== Task description ==
All records below must be retyped exactly.

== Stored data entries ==
↓↓↓

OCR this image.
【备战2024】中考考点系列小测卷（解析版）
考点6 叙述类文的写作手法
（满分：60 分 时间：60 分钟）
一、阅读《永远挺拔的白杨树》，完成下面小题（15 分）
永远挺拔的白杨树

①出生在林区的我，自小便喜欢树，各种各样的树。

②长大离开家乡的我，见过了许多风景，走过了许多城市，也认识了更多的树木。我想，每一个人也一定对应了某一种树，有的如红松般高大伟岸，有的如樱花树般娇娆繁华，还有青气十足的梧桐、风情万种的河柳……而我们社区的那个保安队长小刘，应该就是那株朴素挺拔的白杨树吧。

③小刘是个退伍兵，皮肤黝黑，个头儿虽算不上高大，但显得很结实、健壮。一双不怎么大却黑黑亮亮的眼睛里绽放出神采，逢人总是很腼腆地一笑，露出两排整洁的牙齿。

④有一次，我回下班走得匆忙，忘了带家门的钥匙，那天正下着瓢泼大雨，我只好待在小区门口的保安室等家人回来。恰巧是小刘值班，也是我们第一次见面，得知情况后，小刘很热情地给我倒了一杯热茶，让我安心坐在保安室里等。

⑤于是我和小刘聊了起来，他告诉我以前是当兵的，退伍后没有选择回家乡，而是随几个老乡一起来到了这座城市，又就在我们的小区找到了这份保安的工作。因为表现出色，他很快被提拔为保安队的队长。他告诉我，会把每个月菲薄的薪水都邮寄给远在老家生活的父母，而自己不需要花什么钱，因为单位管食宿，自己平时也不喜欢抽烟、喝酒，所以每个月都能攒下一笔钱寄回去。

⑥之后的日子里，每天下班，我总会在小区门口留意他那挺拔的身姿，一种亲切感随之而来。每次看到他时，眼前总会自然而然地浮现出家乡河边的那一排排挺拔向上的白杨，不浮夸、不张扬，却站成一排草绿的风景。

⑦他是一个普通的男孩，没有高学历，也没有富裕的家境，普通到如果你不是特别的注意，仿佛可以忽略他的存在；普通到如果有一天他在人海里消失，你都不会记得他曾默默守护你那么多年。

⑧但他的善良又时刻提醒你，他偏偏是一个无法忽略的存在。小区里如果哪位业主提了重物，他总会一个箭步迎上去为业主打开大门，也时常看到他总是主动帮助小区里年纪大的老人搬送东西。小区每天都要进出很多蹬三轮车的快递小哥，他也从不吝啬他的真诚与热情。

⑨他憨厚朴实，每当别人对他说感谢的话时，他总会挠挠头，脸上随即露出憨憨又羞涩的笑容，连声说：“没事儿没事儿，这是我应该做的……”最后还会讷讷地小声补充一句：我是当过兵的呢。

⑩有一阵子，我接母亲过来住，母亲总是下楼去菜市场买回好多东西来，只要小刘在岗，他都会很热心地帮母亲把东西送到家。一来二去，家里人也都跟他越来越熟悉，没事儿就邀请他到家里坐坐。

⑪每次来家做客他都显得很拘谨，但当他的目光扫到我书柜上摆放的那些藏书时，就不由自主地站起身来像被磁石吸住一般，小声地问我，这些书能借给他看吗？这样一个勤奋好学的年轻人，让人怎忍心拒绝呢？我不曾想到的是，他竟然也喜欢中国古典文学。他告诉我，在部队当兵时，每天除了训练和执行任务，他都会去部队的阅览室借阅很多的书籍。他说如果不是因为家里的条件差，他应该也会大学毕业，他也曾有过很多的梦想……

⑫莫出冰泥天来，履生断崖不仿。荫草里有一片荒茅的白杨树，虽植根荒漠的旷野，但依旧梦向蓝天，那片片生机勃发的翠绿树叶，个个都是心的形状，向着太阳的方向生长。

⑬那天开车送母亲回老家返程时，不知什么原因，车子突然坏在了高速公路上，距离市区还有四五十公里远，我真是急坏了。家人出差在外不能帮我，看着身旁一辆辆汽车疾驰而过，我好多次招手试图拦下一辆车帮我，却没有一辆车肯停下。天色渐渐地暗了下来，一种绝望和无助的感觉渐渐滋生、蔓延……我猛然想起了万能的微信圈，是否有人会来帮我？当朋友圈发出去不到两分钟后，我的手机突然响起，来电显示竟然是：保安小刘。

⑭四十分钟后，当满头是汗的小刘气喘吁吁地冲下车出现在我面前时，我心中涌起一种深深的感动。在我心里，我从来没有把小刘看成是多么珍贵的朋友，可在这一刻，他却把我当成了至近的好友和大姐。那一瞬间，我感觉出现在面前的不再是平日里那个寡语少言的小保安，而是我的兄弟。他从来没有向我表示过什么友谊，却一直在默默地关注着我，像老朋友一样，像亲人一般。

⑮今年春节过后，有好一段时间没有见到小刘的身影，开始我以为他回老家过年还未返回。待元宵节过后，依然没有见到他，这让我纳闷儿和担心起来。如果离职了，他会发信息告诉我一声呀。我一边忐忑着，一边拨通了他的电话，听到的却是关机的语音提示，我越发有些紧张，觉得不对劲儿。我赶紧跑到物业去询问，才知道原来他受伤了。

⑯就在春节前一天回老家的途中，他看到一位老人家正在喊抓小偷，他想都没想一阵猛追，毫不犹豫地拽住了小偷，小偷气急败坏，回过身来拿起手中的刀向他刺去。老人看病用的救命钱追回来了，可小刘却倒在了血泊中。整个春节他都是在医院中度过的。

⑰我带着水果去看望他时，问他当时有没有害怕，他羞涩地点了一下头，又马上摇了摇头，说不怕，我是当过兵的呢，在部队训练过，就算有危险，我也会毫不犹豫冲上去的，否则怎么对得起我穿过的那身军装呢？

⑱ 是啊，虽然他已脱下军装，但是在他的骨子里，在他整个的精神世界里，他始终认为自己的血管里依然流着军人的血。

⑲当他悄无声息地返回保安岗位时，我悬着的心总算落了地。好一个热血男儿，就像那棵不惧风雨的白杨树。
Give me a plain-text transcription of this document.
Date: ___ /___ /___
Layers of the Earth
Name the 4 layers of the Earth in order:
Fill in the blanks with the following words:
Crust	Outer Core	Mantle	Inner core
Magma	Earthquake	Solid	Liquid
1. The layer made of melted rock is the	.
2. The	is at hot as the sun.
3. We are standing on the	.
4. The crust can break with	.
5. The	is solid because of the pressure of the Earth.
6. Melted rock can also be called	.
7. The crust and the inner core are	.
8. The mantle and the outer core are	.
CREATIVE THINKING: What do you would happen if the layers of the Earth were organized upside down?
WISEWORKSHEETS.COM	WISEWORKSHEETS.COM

↑↑↑

== Exercise answer ==
OCR this image.
【备战2024】中考考点系列小测卷（解析版）
考点6 叙述类文的写作手法
（满分：60 分 时间：60 分钟）
一、阅读《永远挺拔的白杨树》，完成下面小题（15 分）
永远挺拔的白杨树

①出生在林区的我，自小便喜欢树，各种各样的树。

②长大离开家乡的我，见过了许多风景，走过了许多城市，也认识了更多的树木。我想，每一个人也一定对应了某一种树，有的如红松般高大伟岸，有的如樱花树般娇娆繁华，还有青气十足的梧桐、风情万种的河柳……而我们社区的那个保安队长小刘，应该就是那株朴素挺拔的白杨树吧。

③小刘是个退伍兵，皮肤黝黑，个头儿虽算不上高大，但显得很结实、健壮。一双不怎么大却黑黑亮亮的眼睛里绽放出神采，逢人总是很腼腆地一笑，露出两排整洁的牙齿。

④有一次，我回下班走得匆忙，忘了带家门的钥匙，那天正下着瓢泼大雨，我只好待在小区门口的保安室等家人回来。恰巧是小刘值班，也是我们第一次见面，得知情况后，小刘很热情地给我倒了一杯热茶，让我安心坐在保安室里等。

⑤于是我和小刘聊了起来，他告诉我以前是当兵的，退伍后没有选择回家乡，而是随几个老乡一起来到了这座城市，又就在我们的小区找到了这份保安的工作。因为表现出色，他很快被提拔为保安队的队长。他告诉我，会把每个月菲薄的薪水都邮寄给远在老家生活的父母，而自己不需要花什么钱，因为单位管食宿，自己平时也不喜欢抽烟、喝酒，所以每个月都能攒下一笔钱寄回去。

⑥之后的日子里，每天下班，我总会在小区门口留意他那挺拔的身姿，一种亲切感随之而来。每次看到他时，眼前总会自然而然地浮现出家乡河边的那一排排挺拔向上的白杨，不浮夸、不张扬，却站成一排草绿的风景。

⑦他是一个普通的男孩，没有高学历，也没有富裕的家境，普通到如果你不是特别的注意，仿佛可以忽略他的存在；普通到如果有一天他在人海里消失，你都不会记得他曾默默守护你那么多年。

⑧但他的善良又时刻提醒你，他偏偏是一个无法忽略的存在。小区里如果哪位业主提了重物，他总会一个箭步迎上去为业主打开大门，也时常看到他总是主动帮助小区里年纪大的老人搬送东西。小区每天都要进出很多蹬三轮车的快递小哥，他也从不吝啬他的真诚与热情。

⑨他憨厚朴实，每当别人对他说感谢的话时，他总会挠挠头，脸上随即露出憨憨又羞涩的笑容，连声说：“没事儿没事儿，这是我应该做的……”最后还会讷讷地小声补充一句：我是当过兵的呢。

⑩有一阵子，我接母亲过来住，母亲总是下楼去菜市场买回好多东西来，只要小刘在岗，他都会很热心地帮母亲把东西送到家。一来二去，家里人也都跟他越来越熟悉，没事儿就邀请他到家里坐坐。

⑪每次来家做客他都显得很拘谨，但当他的目光扫到我书柜上摆放的那些藏书时，就不由自主地站起身来像被磁石吸住一般，小声地问我，这些书能借给他看吗？这样一个勤奋好学的年轻人，让人怎忍心拒绝呢？我不曾想到的是，他竟然也喜欢中国古典文学。他告诉我，在部队当兵时，每天除了训练和执行任务，他都会去部队的阅览室借阅很多的书籍。他说如果不是因为家里的条件差，他应该也会大学毕业，他也曾有过很多的梦想……

⑫莫出冰泥天来，履生断崖不仿。荫草里有一片荒茅的白杨树，虽植根荒漠的旷野，但依旧梦向蓝天，那片片生机勃发的翠绿树叶，个个都是心的形状，向着太阳的方向生长。

⑬那天开车送母亲回老家返程时，不知什么原因，车子突然坏在了高速公路上，距离市区还有四五十公里远，我真是急坏了。家人出差在外不能帮我，看着身旁一辆辆汽车疾驰而过，我好多次招手试图拦下一辆车帮我，却没有一辆车肯停下。天色渐渐地暗了下来，一种绝望和无助的感觉渐渐滋生、蔓延……我猛然想起了万能的微信圈，是否有人会来帮我？当朋友圈发出去不到两分钟后，我的手机突然响起，来电显示竟然是：保安小刘。

⑭四十分钟后，当满头是汗的小刘气喘吁吁地冲下车出现在我面前时，我心中涌起一种深深的感动。在我心里，我从来没有把小刘看成是多么珍贵的朋友，可在这一刻，他却把我当成了至近的好友和大姐。那一瞬间，我感觉出现在面前的不再是平日里那个寡语少言的小保安，而是我的兄弟。他从来没有向我表示过什么友谊，却一直在默默地关注着我，像老朋友一样，像亲人一般。

⑮今年春节过后，有好一段时间没有见到小刘的身影，开始我以为他回老家过年还未返回。待元宵节过后，依然没有见到他，这让我纳闷儿和担心起来。如果离职了，他会发信息告诉我一声呀。我一边忐忑着，一边拨通了他的电话，听到的却是关机的语音提示，我越发有些紧张，觉得不对劲儿。我赶紧跑到物业去询问，才知道原来他受伤了。

⑯就在春节前一天回老家的途中，他看到一位老人家正在喊抓小偷，他想都没想一阵猛追，毫不犹豫地拽住了小偷，小偷气急败坏，回过身来拿起手中的刀向他刺去。老人看病用的救命钱追回来了，可小刘却倒在了血泊中。整个春节他都是在医院中度过的。

⑰我带着水果去看望他时，问他当时有没有害怕，他羞涩地点了一下头，又马上摇了摇头，说不怕，我是当过兵的呢，在部队训练过，就算有危险，我也会毫不犹豫冲上去的，否则怎么对得起我穿过的那身军装呢？

⑱ 是啊，虽然他已脱下军装，但是在他的骨子里，在他整个的精神世界里，他始终认为自己的血管里依然流着军人的血。

⑲当他悄无声息地返回保安岗位时，我悬着的心总算落了地。好一个热血男儿，就像那棵不惧风雨的白杨树。
Give me a plain-text transcription of this document.
Date: ___ /___ /___
Layers of the Earth
Name the 4 layers of the Earth in order:
Fill in the blanks with the following words:
Crust	Outer Core	Mantle	Inner core
Magma	Earthquake	Solid	Liquid
1. The layer made of melted rock is the	.
2. The	is at hot as the sun.
3. We are standing on the	.
4. The crust can break with	.
5. The	is solid because of the pressure of the Earth.
6. Melted rock can also be called	.
7. The crust and the inner core are	.
8. The mantle and the outer core are	.
CREATIVE THINKING: What do you would happen if the layers of the Earth were organized upside down?
WISEWORKSHEETS.COM	WISEWORKSHEETS.COM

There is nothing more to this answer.